### What you have to do
Could you copy every line from the material below in which "ಅಪಹರಣ" appears?

Data listing:

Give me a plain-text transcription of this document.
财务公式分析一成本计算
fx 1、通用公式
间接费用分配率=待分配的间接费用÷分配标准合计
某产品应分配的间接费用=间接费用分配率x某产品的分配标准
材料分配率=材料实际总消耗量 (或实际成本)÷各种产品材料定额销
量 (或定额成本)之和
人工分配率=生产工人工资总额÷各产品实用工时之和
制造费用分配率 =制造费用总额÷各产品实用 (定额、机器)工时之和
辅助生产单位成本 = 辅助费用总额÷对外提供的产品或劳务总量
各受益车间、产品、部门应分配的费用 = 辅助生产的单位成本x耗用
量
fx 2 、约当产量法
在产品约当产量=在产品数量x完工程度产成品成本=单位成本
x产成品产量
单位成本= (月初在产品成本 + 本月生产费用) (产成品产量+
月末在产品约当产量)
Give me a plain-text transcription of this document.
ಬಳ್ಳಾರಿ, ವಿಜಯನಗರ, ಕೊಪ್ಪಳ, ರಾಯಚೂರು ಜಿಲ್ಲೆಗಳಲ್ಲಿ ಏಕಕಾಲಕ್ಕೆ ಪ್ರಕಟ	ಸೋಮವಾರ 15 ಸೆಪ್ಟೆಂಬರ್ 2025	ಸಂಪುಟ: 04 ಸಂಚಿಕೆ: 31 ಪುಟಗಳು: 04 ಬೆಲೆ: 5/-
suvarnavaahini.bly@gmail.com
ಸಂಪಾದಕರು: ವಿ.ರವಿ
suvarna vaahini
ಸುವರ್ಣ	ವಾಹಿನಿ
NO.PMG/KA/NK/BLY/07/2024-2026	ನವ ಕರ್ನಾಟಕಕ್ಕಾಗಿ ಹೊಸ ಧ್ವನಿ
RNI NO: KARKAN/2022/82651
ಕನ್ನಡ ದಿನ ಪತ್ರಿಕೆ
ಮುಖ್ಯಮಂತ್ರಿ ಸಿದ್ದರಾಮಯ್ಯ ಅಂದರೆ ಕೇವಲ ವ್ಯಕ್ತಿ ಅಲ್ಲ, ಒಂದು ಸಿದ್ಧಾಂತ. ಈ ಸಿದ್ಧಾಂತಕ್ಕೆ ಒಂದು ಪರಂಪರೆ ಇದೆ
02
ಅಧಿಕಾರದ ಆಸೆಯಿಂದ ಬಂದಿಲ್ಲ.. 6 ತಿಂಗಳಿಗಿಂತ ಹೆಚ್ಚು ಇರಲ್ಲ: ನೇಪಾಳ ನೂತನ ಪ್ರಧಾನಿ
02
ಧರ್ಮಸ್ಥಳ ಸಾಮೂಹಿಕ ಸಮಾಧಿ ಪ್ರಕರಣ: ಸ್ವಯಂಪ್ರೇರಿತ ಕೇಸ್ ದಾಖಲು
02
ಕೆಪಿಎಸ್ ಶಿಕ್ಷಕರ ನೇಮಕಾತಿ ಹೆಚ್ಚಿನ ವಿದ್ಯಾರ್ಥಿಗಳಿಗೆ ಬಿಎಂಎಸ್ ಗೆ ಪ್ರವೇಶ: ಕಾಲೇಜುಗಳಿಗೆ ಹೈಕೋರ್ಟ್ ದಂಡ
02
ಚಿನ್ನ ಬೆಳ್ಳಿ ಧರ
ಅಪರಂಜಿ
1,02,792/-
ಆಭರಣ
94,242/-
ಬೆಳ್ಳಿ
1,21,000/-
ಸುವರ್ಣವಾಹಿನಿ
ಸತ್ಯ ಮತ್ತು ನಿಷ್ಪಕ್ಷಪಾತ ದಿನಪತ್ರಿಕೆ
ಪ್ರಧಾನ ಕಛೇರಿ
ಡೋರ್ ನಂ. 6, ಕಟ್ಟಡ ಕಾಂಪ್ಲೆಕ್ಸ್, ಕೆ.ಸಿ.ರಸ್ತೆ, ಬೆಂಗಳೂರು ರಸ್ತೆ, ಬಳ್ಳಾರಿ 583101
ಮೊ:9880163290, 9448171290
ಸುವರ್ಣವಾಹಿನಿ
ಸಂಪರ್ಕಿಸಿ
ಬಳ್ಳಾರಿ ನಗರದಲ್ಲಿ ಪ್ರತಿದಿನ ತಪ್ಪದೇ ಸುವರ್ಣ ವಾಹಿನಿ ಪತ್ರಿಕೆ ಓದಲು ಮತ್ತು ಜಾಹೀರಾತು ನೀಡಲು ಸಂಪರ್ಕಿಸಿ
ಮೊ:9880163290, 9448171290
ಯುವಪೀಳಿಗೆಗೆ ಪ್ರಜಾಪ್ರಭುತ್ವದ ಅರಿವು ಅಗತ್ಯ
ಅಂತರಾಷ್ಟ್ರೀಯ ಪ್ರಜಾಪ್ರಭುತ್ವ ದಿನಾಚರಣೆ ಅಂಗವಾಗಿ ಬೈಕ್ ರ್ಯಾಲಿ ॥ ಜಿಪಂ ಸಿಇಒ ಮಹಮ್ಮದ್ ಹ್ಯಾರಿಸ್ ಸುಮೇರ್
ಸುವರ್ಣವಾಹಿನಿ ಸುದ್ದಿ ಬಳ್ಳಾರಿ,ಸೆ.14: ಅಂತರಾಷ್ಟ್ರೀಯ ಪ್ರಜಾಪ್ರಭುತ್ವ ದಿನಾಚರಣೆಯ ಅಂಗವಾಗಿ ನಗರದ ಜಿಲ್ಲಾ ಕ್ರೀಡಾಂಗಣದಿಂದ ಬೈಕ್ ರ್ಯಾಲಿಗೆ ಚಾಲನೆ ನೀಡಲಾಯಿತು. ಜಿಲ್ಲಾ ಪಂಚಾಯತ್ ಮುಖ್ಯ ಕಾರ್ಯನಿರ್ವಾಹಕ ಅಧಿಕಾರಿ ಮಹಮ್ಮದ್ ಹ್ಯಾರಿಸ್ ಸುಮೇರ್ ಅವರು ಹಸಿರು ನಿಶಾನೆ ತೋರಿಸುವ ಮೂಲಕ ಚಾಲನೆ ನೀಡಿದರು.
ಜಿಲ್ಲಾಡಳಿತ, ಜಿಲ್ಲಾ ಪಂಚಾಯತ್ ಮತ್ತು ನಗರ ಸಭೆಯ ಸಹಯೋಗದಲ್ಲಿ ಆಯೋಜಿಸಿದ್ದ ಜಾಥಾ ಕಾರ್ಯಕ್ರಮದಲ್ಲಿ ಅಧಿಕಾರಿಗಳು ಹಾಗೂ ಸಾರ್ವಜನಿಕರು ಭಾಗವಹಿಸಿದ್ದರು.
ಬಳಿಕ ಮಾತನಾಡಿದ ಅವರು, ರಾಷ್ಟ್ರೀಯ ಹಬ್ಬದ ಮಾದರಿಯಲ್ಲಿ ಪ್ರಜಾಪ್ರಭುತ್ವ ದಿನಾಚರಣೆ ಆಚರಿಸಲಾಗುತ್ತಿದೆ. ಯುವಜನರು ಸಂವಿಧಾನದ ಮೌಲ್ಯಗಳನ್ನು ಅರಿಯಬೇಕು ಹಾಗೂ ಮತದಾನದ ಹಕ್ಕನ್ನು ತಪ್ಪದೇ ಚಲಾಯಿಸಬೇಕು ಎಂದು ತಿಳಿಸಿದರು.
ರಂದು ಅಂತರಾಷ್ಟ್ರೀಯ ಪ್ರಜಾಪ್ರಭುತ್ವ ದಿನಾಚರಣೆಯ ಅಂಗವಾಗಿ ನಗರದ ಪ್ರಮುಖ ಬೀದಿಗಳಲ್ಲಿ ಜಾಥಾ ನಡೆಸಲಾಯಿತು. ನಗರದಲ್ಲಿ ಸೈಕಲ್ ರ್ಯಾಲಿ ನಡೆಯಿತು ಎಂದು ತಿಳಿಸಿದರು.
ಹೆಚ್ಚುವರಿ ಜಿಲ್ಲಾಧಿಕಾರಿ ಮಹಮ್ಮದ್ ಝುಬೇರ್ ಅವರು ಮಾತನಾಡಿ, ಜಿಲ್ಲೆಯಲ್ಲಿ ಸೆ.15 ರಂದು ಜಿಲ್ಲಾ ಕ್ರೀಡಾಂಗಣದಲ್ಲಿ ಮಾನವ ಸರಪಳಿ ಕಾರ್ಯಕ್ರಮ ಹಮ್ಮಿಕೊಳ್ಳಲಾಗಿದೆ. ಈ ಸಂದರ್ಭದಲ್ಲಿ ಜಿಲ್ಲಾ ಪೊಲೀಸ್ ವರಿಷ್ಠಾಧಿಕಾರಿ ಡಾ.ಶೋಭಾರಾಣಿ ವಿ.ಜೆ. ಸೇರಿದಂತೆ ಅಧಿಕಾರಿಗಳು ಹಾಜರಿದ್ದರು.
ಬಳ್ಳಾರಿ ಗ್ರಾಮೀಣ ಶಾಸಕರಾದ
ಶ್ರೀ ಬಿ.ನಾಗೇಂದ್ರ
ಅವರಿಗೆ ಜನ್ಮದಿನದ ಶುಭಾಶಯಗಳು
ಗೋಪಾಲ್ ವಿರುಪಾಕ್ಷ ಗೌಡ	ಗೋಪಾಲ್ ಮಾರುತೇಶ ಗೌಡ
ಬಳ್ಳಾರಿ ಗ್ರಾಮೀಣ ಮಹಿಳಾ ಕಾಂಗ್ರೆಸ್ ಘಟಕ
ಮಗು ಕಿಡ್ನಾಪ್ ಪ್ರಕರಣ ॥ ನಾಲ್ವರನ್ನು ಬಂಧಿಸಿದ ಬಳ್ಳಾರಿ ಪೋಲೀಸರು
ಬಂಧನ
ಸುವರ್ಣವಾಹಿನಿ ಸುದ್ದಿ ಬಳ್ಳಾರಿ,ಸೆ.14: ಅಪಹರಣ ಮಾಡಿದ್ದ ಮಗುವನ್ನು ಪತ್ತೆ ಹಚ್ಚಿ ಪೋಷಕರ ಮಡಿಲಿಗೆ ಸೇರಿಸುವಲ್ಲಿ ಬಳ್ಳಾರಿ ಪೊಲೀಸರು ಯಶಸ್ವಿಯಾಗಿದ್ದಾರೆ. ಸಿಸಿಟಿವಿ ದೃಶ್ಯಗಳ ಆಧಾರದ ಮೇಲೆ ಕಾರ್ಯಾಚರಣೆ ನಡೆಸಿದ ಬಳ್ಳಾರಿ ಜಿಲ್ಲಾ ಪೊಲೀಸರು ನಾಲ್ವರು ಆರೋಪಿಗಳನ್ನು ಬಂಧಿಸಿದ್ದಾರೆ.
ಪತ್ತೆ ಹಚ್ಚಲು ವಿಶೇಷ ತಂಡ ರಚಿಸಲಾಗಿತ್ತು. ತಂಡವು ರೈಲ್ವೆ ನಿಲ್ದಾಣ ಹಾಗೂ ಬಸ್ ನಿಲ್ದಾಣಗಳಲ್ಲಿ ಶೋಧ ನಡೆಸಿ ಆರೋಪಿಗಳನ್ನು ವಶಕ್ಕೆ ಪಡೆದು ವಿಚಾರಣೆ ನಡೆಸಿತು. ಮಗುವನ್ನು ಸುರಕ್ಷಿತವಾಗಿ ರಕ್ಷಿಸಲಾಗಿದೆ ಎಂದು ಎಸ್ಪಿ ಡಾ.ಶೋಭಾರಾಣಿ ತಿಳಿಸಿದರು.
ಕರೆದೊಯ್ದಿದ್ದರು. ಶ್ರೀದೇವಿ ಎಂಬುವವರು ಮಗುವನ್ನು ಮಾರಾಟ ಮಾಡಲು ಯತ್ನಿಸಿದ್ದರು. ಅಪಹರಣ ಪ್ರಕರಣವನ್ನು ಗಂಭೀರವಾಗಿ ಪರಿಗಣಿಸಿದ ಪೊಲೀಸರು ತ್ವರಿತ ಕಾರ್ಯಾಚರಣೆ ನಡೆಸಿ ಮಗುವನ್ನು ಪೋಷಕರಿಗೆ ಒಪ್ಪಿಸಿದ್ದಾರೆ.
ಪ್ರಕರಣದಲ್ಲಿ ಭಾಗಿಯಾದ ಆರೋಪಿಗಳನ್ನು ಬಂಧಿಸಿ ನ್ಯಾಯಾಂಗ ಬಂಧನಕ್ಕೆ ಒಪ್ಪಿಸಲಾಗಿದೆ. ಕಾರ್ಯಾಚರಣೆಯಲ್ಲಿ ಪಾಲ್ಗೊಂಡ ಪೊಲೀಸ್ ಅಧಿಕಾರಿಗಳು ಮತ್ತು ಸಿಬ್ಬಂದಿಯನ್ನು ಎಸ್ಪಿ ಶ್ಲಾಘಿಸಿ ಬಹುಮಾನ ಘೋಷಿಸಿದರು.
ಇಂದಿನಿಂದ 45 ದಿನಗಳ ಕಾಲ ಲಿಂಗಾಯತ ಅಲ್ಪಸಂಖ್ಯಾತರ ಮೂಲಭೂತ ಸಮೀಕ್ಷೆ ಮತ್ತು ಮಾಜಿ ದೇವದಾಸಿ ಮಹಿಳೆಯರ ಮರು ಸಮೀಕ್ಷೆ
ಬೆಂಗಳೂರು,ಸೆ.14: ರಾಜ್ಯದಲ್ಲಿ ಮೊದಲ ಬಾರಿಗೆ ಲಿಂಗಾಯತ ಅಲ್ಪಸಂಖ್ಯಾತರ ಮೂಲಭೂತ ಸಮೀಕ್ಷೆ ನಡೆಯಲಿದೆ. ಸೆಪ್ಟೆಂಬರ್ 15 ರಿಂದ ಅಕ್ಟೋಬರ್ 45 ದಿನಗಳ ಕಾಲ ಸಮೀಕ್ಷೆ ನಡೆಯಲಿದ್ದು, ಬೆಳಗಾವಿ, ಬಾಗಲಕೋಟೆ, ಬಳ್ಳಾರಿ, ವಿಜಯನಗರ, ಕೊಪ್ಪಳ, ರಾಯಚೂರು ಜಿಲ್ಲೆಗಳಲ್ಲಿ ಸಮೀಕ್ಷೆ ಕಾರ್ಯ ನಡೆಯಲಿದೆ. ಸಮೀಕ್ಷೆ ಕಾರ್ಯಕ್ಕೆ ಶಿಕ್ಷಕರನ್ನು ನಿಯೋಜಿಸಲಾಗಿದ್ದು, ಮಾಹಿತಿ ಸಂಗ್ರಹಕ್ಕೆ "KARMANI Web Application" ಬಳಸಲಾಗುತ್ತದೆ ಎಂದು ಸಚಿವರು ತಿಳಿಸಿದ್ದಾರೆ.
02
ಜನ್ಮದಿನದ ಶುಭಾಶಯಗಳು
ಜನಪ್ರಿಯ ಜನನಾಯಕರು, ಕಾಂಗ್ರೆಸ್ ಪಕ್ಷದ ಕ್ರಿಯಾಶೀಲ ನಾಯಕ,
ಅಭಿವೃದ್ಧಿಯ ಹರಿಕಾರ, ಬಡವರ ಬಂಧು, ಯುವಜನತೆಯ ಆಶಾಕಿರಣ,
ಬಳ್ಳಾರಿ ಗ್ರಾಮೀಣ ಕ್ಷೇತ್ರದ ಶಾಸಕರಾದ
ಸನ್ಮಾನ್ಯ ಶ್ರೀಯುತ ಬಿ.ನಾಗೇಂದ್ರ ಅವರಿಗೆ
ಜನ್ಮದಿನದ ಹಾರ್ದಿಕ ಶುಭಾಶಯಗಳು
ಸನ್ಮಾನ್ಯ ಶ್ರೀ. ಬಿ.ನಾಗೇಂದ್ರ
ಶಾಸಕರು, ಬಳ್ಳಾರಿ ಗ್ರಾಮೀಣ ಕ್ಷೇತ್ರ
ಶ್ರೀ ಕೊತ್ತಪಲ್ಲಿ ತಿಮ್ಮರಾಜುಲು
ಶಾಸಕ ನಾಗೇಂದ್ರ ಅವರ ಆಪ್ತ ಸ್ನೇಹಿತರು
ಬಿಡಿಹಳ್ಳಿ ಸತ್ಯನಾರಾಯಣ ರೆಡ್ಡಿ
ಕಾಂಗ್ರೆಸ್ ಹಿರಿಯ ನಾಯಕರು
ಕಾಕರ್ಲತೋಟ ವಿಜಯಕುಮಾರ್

### Output of the exercise
ಸುವರ್ಣವಾಹಿನಿ ಸುದ್ದಿ ಬಳ್ಳಾರಿ,ಸೆ.14: ಅಪಹರಣ ಮಾಡಿದ್ದ ಮಗುವನ್ನು ಪತ್ತೆ ಹಚ್ಚಿ ಪೋಷಕರ ಮಡಿಲಿಗೆ ಸೇರಿಸುವಲ್ಲಿ ಬಳ್ಳಾರಿ ಪೊಲೀಸರು ಯಶಸ್ವಿಯಾಗಿದ್ದಾರೆ. ಸಿಸಿಟಿವಿ ದೃಶ್ಯಗಳ ಆಧಾರದ ಮೇಲೆ ಕಾರ್ಯಾಚರಣೆ ನಡೆಸಿದ ಬಳ್ಳಾರಿ ಜಿಲ್ಲಾ ಪೊಲೀಸರು ನಾಲ್ವರು ಆರೋಪಿಗಳನ್ನು ಬಂಧಿಸಿದ್ದಾರೆ.
ಕರೆದೊಯ್ದಿದ್ದರು. ಶ್ರೀದೇವಿ ಎಂಬುವವರು ಮಗುವನ್ನು ಮಾರಾಟ ಮಾಡಲು ಯತ್ನಿಸಿದ್ದರು. ಅಪಹರಣ ಪ್ರಕರಣವನ್ನು ಗಂಭೀರವಾಗಿ ಪರಿಗಣಿಸಿದ ಪೊಲೀಸರು ತ್ವರಿತ ಕಾರ್ಯಾಚರಣೆ ನಡೆಸಿ ಮಗುವನ್ನು ಪೋಷಕರಿಗೆ ಒಪ್ಪಿಸಿದ್ದಾರೆ.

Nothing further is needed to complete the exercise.